### PROBLEM STATEMENT
Below are the records; pull every line that includes "name".

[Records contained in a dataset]
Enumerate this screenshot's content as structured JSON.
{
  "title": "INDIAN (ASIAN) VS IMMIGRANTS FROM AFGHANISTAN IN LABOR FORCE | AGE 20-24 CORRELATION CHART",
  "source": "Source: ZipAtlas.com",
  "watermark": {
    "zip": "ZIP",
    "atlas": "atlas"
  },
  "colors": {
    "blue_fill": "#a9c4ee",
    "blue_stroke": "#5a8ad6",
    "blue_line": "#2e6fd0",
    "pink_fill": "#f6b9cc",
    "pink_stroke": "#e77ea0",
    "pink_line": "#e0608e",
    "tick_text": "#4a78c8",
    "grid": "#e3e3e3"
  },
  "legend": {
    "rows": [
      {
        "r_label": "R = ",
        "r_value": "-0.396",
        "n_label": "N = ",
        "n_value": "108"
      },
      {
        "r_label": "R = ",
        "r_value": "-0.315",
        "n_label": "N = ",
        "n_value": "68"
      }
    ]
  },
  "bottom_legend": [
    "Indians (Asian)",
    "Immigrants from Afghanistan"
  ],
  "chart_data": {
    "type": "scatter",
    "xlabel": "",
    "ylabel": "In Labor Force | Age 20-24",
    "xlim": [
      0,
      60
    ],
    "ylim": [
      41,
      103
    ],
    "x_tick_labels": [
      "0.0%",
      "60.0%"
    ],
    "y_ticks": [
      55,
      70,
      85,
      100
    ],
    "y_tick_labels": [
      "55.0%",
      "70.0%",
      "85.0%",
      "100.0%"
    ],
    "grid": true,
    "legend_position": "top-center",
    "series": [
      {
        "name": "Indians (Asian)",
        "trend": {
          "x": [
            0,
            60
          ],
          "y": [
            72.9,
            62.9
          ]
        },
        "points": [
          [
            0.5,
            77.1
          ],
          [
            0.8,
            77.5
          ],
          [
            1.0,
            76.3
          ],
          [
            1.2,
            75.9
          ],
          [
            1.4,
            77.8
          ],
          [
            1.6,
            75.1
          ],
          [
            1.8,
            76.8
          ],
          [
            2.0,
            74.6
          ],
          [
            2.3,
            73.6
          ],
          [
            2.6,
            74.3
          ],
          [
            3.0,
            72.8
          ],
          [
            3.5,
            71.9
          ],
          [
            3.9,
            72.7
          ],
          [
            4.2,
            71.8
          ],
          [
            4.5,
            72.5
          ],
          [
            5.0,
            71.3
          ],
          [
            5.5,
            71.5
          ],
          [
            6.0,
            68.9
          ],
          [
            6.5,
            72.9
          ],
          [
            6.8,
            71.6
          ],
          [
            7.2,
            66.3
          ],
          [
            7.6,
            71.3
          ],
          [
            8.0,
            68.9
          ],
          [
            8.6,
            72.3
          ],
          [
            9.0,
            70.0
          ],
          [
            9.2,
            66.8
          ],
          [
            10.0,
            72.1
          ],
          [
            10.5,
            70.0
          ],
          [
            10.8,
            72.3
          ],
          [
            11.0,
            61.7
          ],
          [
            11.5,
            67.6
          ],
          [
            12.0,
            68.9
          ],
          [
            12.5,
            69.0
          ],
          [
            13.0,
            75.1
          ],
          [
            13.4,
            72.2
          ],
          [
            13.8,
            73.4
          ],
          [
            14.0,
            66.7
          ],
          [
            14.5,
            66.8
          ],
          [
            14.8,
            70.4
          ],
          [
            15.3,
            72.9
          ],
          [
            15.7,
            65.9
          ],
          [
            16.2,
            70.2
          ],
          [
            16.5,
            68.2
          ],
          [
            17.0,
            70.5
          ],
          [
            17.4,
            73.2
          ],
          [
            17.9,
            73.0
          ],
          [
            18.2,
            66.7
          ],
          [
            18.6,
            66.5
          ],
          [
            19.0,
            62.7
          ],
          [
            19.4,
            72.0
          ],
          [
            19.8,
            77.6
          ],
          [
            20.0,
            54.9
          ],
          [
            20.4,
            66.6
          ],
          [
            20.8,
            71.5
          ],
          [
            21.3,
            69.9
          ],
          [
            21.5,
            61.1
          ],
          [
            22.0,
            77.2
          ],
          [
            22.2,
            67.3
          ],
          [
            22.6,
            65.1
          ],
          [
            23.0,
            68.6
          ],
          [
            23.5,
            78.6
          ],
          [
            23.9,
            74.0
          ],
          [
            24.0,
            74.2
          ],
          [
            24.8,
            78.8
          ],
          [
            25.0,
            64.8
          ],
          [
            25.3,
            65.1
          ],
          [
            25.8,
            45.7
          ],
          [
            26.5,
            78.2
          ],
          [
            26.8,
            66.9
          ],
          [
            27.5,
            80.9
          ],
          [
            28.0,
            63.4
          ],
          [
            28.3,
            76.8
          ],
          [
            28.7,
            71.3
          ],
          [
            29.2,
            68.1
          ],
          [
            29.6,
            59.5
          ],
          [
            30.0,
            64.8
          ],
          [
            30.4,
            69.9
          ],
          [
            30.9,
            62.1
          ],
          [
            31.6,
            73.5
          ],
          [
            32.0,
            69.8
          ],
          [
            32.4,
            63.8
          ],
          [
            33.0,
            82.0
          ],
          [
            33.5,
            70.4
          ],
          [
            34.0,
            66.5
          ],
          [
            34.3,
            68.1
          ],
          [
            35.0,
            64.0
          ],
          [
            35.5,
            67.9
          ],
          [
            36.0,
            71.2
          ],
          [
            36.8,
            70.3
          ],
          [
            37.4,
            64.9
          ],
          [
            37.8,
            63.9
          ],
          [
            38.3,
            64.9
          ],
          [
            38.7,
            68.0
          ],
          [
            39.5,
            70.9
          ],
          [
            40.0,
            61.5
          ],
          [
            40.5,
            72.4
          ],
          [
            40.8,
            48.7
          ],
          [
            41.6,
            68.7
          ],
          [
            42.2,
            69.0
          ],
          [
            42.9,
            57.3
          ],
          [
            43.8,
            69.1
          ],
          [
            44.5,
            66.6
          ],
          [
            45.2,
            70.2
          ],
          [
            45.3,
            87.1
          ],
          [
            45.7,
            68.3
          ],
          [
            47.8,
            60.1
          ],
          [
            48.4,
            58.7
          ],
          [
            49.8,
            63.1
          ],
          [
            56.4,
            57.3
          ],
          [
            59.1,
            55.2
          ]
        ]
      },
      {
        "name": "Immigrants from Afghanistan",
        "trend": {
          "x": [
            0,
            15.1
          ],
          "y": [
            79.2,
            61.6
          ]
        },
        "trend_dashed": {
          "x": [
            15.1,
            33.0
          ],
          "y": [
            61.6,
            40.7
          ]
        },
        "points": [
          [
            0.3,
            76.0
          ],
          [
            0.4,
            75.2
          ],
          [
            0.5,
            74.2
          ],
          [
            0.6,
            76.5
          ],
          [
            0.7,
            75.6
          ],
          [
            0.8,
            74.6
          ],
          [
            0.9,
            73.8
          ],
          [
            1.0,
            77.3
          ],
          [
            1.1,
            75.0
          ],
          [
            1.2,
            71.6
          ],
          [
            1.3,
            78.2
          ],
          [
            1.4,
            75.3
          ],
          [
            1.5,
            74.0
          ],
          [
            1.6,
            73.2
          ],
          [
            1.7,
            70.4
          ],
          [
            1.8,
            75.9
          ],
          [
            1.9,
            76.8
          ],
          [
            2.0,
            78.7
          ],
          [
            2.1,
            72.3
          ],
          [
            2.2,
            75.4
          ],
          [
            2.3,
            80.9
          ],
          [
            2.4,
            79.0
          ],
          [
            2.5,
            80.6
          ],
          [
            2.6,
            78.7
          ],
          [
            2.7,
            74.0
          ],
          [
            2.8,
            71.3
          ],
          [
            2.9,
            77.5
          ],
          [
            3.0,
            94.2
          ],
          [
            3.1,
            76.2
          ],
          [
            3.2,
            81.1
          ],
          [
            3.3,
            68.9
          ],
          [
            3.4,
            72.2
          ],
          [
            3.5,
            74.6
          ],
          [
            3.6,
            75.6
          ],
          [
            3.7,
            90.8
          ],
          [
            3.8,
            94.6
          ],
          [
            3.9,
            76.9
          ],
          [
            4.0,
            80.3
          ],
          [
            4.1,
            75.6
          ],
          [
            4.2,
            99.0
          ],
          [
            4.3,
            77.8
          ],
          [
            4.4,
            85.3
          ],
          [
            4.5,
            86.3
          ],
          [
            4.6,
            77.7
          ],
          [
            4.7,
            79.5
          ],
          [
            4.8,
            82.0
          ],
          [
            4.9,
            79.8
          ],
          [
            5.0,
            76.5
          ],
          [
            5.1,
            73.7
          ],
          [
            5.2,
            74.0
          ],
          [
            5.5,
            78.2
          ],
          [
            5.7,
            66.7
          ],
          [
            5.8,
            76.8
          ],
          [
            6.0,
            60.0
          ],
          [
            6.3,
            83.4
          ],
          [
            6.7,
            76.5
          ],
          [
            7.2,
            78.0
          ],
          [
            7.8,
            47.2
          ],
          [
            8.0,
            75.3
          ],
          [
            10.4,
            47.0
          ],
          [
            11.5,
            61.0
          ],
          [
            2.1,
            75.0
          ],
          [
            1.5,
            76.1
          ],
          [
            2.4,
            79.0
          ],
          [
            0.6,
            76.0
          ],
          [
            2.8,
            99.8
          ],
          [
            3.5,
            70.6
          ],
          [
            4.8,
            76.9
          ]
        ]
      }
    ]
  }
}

### RESPONSE TO THE EXERCISE
        "name": "Indians (Asian)",
        "name": "Immigrants from Afghanistan",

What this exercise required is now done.